_PROBLEM_
If a line in the entries below includes "como", show that line.

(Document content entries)
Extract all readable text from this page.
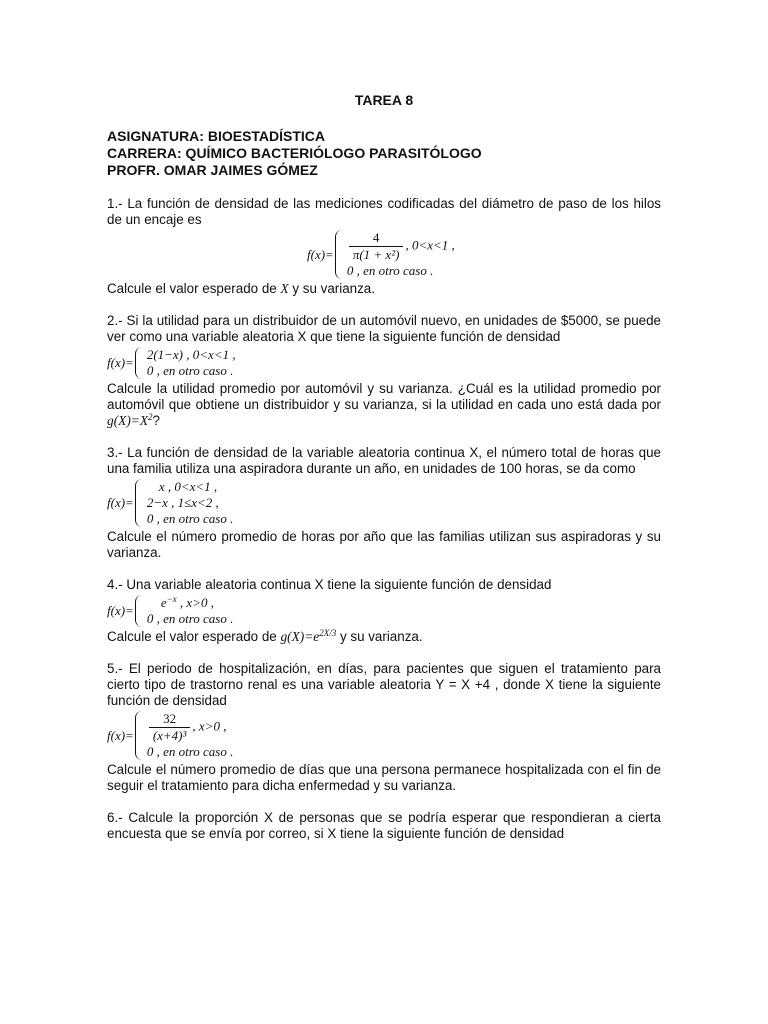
TAREA 8
ASIGNATURA: BIOESTADÍSTICA
CARRERA: QUÍMICO BACTERIÓLOGO PARASITÓLOGO
PROFR. OMAR JAIMES GÓMEZ

1.- La función de densidad de las mediciones codificadas del diámetro de paso de los hilos de un encaje es

$f(x)= \frac{4}{\text{π(1 + x²)}}$ , 0<x<1 ,
0 , en otro caso .

Calcule el valor esperado de X y su varianza.

2.- Si la utilidad para un distribuidor de un automóvil nuevo, en unidades de $5000, se puede ver como una variable aleatoria X que tiene la siguiente función de densidad

f(x)=
2(1−x) , 0<x<1 ,
0 , en otro caso .

Calcule la utilidad promedio por automóvil y su varianza. ¿Cuál es la utilidad promedio por automóvil que obtiene un distribuidor y su varianza, si la utilidad en cada uno está dada por $g(X)=X^2$?

3.- La función de densidad de la variable aleatoria continua X, el número total de horas que una familia utiliza una aspiradora durante un año, en unidades de 100 horas, se da como

f(x)=
x , 0<x<1 ,
2−x , 1≤x<2 ,
0 , en otro caso .

Calcule el número promedio de horas por año que las familias utilizan sus aspiradoras y su varianza.

4.- Una variable aleatoria continua X tiene la siguiente función de densidad

f(x)=
$e^{-x}$ , x>0 ,
0 , en otro caso .

Calcule el valor esperado de $g(X)=e^{2X/3}$ y su varianza.

5.- El periodo de hospitalización, en días, para pacientes que siguen el tratamiento para cierto tipo de trastorno renal es una variable aleatoria Y = X +4 , donde X tiene la siguiente función de densidad

$f(x)= \frac{32}{\text{(x+4)³}}$ , x>0 ,
0 , en otro caso .

Calcule el número promedio de días que una persona permanece hospitalizada con el fin de seguir el tratamiento para dicha enfermedad y su varianza.

6.- Calcule la proporción X de personas que se podría esperar que respondieran a cierta encuesta que se envía por correo, si X tiene la siguiente función de densidad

_EXERCISE SOLUTION_
2.- Si la utilidad para un distribuidor de un automóvil nuevo, en unidades de $5000, se puede ver como una variable aleatoria X que tiene la siguiente función de densidad
3.- La función de densidad de la variable aleatoria continua X, el número total de horas que una familia utiliza una aspiradora durante un año, en unidades de 100 horas, se da como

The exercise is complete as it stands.